[Collected data]
___

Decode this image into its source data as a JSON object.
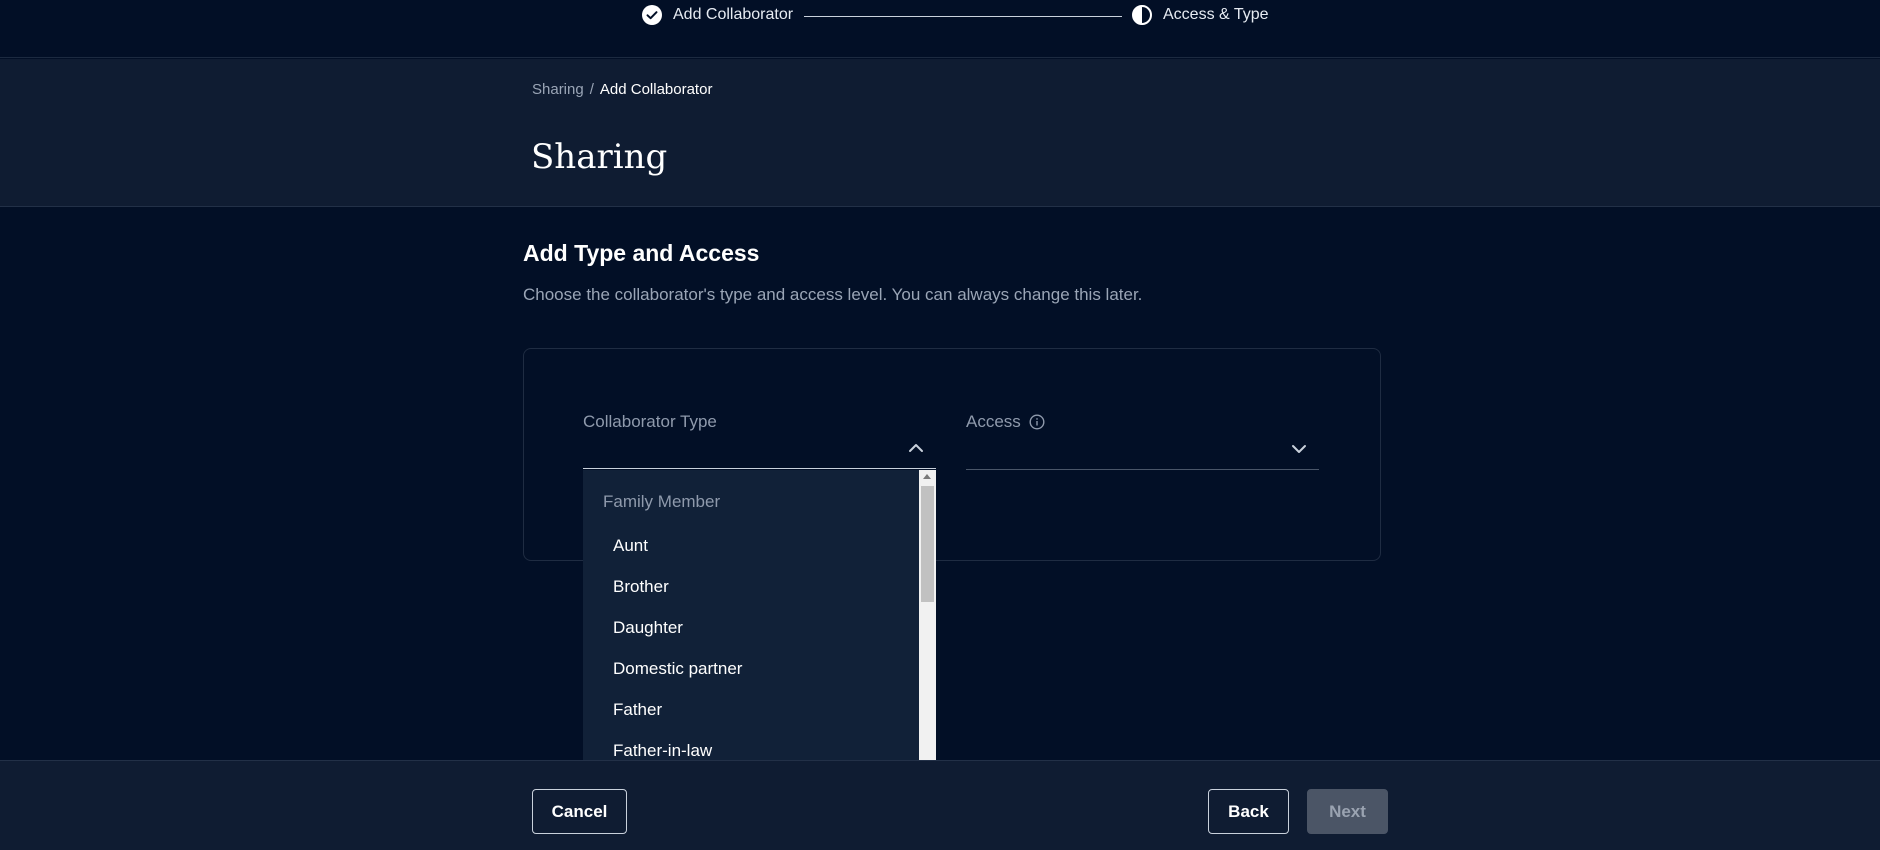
{
  "stepper": {
    "steps": [
      {
        "label": "Add Collaborator",
        "state": "complete",
        "icon": "check-circle-icon"
      },
      {
        "label": "Access & Type",
        "state": "current",
        "icon": "half-circle-icon"
      }
    ]
  },
  "breadcrumb": {
    "parent": "Sharing",
    "separator": "/",
    "current": "Add Collaborator"
  },
  "page_title": "Sharing",
  "section": {
    "title": "Add Type and Access",
    "description": "Choose the collaborator's type and access level. You can always change this later."
  },
  "form": {
    "collaborator_type": {
      "label": "Collaborator Type",
      "value": "",
      "expanded": true,
      "icon": "chevron-up-icon"
    },
    "access": {
      "label": "Access",
      "value": "",
      "info_icon": "info-icon",
      "icon": "chevron-down-icon"
    }
  },
  "dropdown": {
    "group_label": "Family Member",
    "options": [
      "Aunt",
      "Brother",
      "Daughter",
      "Domestic partner",
      "Father",
      "Father-in-law"
    ]
  },
  "footer": {
    "cancel_label": "Cancel",
    "back_label": "Back",
    "next_label": "Next",
    "next_disabled": true
  },
  "colors": {
    "background": "#020f26",
    "header_background": "#0f1c32",
    "dropdown_background": "#112138",
    "text_muted": "#9aa5b6",
    "disabled_button": "#4b5566"
  }
}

___

• [WHAT TO WORK ON]:
Using the material above, report each line where "circle" occurs.

• [ANSWER TO THIS PROBLEM]:
        "icon": "check-circle-icon"
        "icon": "half-circle-icon"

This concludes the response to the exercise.